#### [Objective]
Reproduce the lines below exactly, character for character, omitting the pictures from your output.

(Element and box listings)

---*---

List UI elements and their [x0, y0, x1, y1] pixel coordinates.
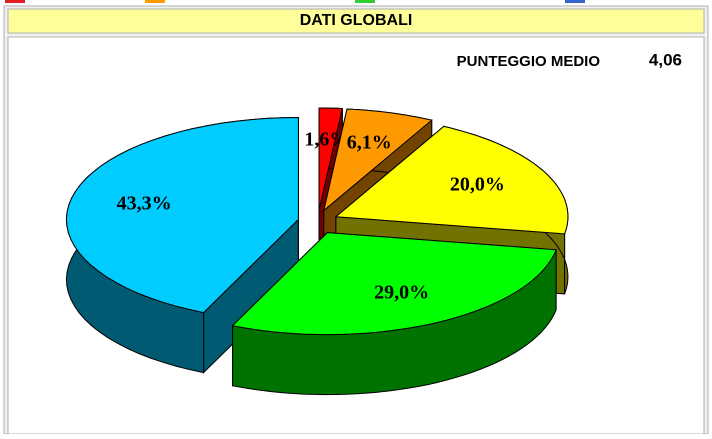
average-label: PUNTEGGIO MEDIO [457, 53, 601, 70]
pie-slice: 43,3% [65, 116, 299, 374]
slice-top [334, 125, 569, 235]
pie: 1,6%6,1% 20,0% 43,3% 29,0% [65, 107, 569, 396]
legend-swatch [565, 0, 585, 3]
slice-top [65, 116, 299, 314]
legend-swatch [355, 0, 375, 3]
title-bar [7, 8, 705, 34]
data-label: 29,0% [374, 281, 429, 303]
chart-title: DATI GLOBALI [300, 12, 413, 29]
data-label: 20,0% [450, 174, 505, 196]
legend-swatch [5, 0, 25, 3]
data-label: 43,3% [117, 193, 172, 215]
slice-top [231, 232, 557, 336]
slice-top [318, 107, 343, 211]
average-value: 4,06 [649, 50, 682, 69]
pie-slice: 29,0% [231, 231, 557, 396]
data-label: 1,6% [304, 128, 349, 150]
slice-top [322, 108, 433, 212]
legend-swatch [145, 0, 165, 3]
data-label: 6,1% [347, 132, 392, 154]
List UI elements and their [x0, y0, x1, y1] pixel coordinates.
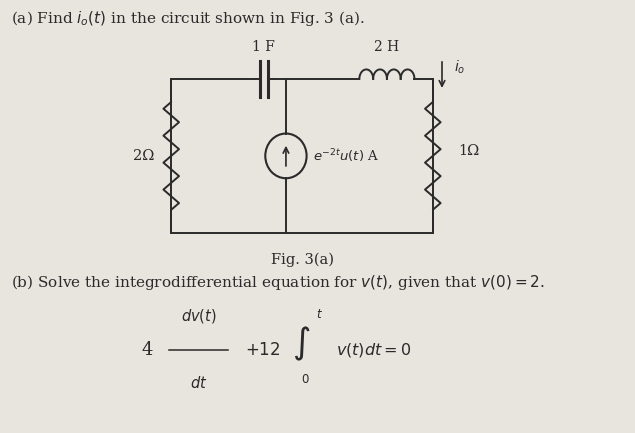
Text: $t$: $t$ [316, 308, 323, 321]
Text: $dv(t)$: $dv(t)$ [181, 307, 217, 325]
Text: $v(t)dt = 0$: $v(t)dt = 0$ [337, 341, 411, 359]
Text: 4: 4 [142, 341, 153, 359]
Text: $dt$: $dt$ [190, 375, 208, 391]
Text: 2 H: 2 H [375, 40, 399, 54]
Text: $0$: $0$ [301, 373, 309, 386]
Text: 1 F: 1 F [253, 40, 276, 54]
Text: $i_o$: $i_o$ [454, 58, 465, 76]
Text: 2Ω: 2Ω [133, 149, 154, 163]
Text: (b) Solve the integrodifferential equation for $v(t)$, given that $v(0) = 2.$: (b) Solve the integrodifferential equati… [11, 273, 544, 292]
Text: 1Ω: 1Ω [458, 144, 480, 158]
Text: (a) Find $i_o(t)$ in the circuit shown in Fig. 3 (a).: (a) Find $i_o(t)$ in the circuit shown i… [11, 10, 364, 28]
Text: $\int$: $\int$ [292, 325, 311, 363]
Text: Fig. 3(a): Fig. 3(a) [271, 253, 333, 267]
Text: $e^{-2t}u(t)$ A: $e^{-2t}u(t)$ A [314, 147, 380, 165]
Text: $+ 12$: $+ 12$ [244, 342, 280, 359]
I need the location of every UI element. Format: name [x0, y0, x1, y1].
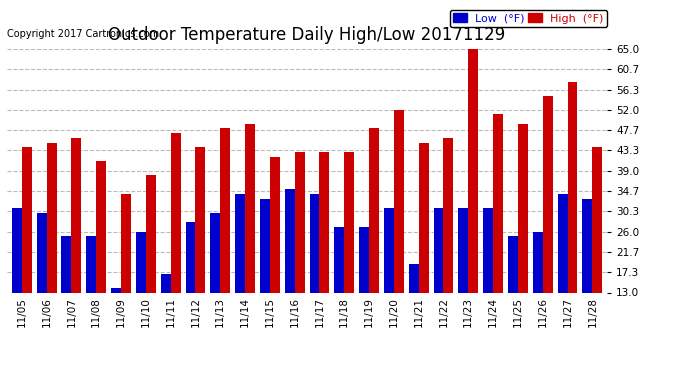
Bar [170, 133, 181, 292]
Bar [235, 194, 245, 292]
Legend: Low  (°F), High  (°F): Low (°F), High (°F) [450, 10, 607, 27]
Bar [22, 147, 32, 292]
Bar [444, 138, 453, 292]
Bar [186, 222, 195, 292]
Bar [458, 208, 469, 292]
Bar [469, 49, 478, 292]
Bar [71, 138, 81, 292]
Bar [310, 194, 319, 292]
Bar [419, 142, 428, 292]
Bar [533, 231, 543, 292]
Bar [146, 176, 156, 292]
Bar [220, 128, 230, 292]
Bar [210, 213, 220, 292]
Bar [518, 124, 528, 292]
Bar [359, 227, 369, 292]
Bar [508, 236, 518, 292]
Bar [433, 208, 444, 292]
Bar [37, 213, 47, 292]
Bar [592, 147, 602, 292]
Text: Copyright 2017 Cartronics.com: Copyright 2017 Cartronics.com [7, 29, 159, 39]
Bar [12, 208, 22, 292]
Bar [136, 231, 146, 292]
Bar [369, 128, 379, 292]
Bar [111, 288, 121, 292]
Bar [61, 236, 71, 292]
Bar [161, 274, 170, 292]
Bar [335, 227, 344, 292]
Bar [319, 152, 329, 292]
Bar [567, 82, 578, 292]
Bar [582, 199, 592, 292]
Title: Outdoor Temperature Daily High/Low 20171129: Outdoor Temperature Daily High/Low 20171… [108, 26, 506, 44]
Bar [493, 114, 503, 292]
Bar [86, 236, 96, 292]
Bar [408, 264, 419, 292]
Bar [121, 194, 131, 292]
Bar [285, 189, 295, 292]
Bar [260, 199, 270, 292]
Bar [295, 152, 304, 292]
Bar [96, 161, 106, 292]
Bar [394, 110, 404, 292]
Bar [195, 147, 206, 292]
Bar [270, 157, 279, 292]
Bar [558, 194, 567, 292]
Bar [47, 142, 57, 292]
Bar [543, 96, 553, 292]
Bar [483, 208, 493, 292]
Bar [245, 124, 255, 292]
Bar [384, 208, 394, 292]
Bar [344, 152, 354, 292]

---*---

#### [Reply]
List UI elements and their [x0, y0, x1, y1] pixel coordinates.
average-label: PUNTEGGIO MEDIO [457, 53, 601, 70]
pie-slice: 43,3% [65, 116, 299, 374]
slice-top [334, 125, 569, 235]
pie: 1,6%6,1% 20,0% 43,3% 29,0% [65, 107, 569, 396]
legend-swatch [565, 0, 585, 3]
slice-top [65, 116, 299, 314]
legend-swatch [355, 0, 375, 3]
title-bar [7, 8, 705, 34]
data-label: 29,0% [374, 281, 429, 303]
chart-title: DATI GLOBALI [300, 12, 413, 29]
data-label: 20,0% [450, 174, 505, 196]
legend-swatch [5, 0, 25, 3]
data-label: 43,3% [117, 193, 172, 215]
slice-top [231, 232, 557, 336]
slice-top [318, 107, 343, 211]
average-value: 4,06 [649, 50, 682, 69]
pie-slice: 29,0% [231, 231, 557, 396]
data-label: 1,6% [304, 128, 349, 150]
slice-top [322, 108, 433, 212]
legend-swatch [145, 0, 165, 3]
data-label: 6,1% [347, 132, 392, 154]
List UI elements and their [x0, y0, x1, y1] pixel coordinates.
Text: $t$: $t$ [316, 308, 323, 321]
Text: $dv(t)$: $dv(t)$ [181, 307, 217, 325]
Text: $v(t)dt = 0$: $v(t)dt = 0$ [337, 341, 411, 359]
Text: 4: 4 [142, 341, 153, 359]
Text: $dt$: $dt$ [190, 375, 208, 391]
Text: 2 H: 2 H [375, 40, 399, 54]
Text: $0$: $0$ [301, 373, 309, 386]
Text: 1 F: 1 F [253, 40, 276, 54]
Text: $i_o$: $i_o$ [454, 58, 465, 76]
Text: 2Ω: 2Ω [133, 149, 154, 163]
Text: (b) Solve the integrodifferential equation for $v(t)$, given that $v(0) = 2.$: (b) Solve the integrodifferential equati… [11, 273, 544, 292]
Text: 1Ω: 1Ω [458, 144, 480, 158]
Text: (a) Find $i_o(t)$ in the circuit shown in Fig. 3 (a).: (a) Find $i_o(t)$ in the circuit shown i… [11, 10, 364, 28]
Text: $\int$: $\int$ [292, 325, 311, 363]
Text: Fig. 3(a): Fig. 3(a) [271, 253, 333, 267]
Text: $e^{-2t}u(t)$ A: $e^{-2t}u(t)$ A [314, 147, 380, 165]
Text: $+ 12$: $+ 12$ [244, 342, 280, 359]
I need the location of every UI element. Format: name [x0, y0, x1, y1].
Bar [170, 133, 181, 292]
Bar [235, 194, 245, 292]
Legend: Low  (°F), High  (°F): Low (°F), High (°F) [450, 10, 607, 27]
Bar [22, 147, 32, 292]
Bar [444, 138, 453, 292]
Bar [186, 222, 195, 292]
Bar [458, 208, 469, 292]
Bar [469, 49, 478, 292]
Bar [71, 138, 81, 292]
Bar [310, 194, 319, 292]
Bar [419, 142, 428, 292]
Bar [533, 231, 543, 292]
Bar [146, 176, 156, 292]
Bar [220, 128, 230, 292]
Bar [210, 213, 220, 292]
Bar [518, 124, 528, 292]
Bar [359, 227, 369, 292]
Bar [508, 236, 518, 292]
Bar [433, 208, 444, 292]
Bar [37, 213, 47, 292]
Bar [592, 147, 602, 292]
Text: Copyright 2017 Cartronics.com: Copyright 2017 Cartronics.com [7, 29, 159, 39]
Bar [12, 208, 22, 292]
Bar [136, 231, 146, 292]
Bar [369, 128, 379, 292]
Bar [111, 288, 121, 292]
Bar [61, 236, 71, 292]
Bar [161, 274, 170, 292]
Bar [335, 227, 344, 292]
Bar [319, 152, 329, 292]
Bar [567, 82, 578, 292]
Bar [582, 199, 592, 292]
Title: Outdoor Temperature Daily High/Low 20171129: Outdoor Temperature Daily High/Low 20171… [108, 26, 506, 44]
Bar [493, 114, 503, 292]
Bar [86, 236, 96, 292]
Bar [408, 264, 419, 292]
Bar [121, 194, 131, 292]
Bar [285, 189, 295, 292]
Bar [260, 199, 270, 292]
Bar [295, 152, 304, 292]
Bar [96, 161, 106, 292]
Bar [394, 110, 404, 292]
Bar [195, 147, 206, 292]
Bar [270, 157, 279, 292]
Bar [558, 194, 567, 292]
Bar [47, 142, 57, 292]
Bar [543, 96, 553, 292]
Bar [483, 208, 493, 292]
Bar [245, 124, 255, 292]
Bar [384, 208, 394, 292]
Bar [344, 152, 354, 292]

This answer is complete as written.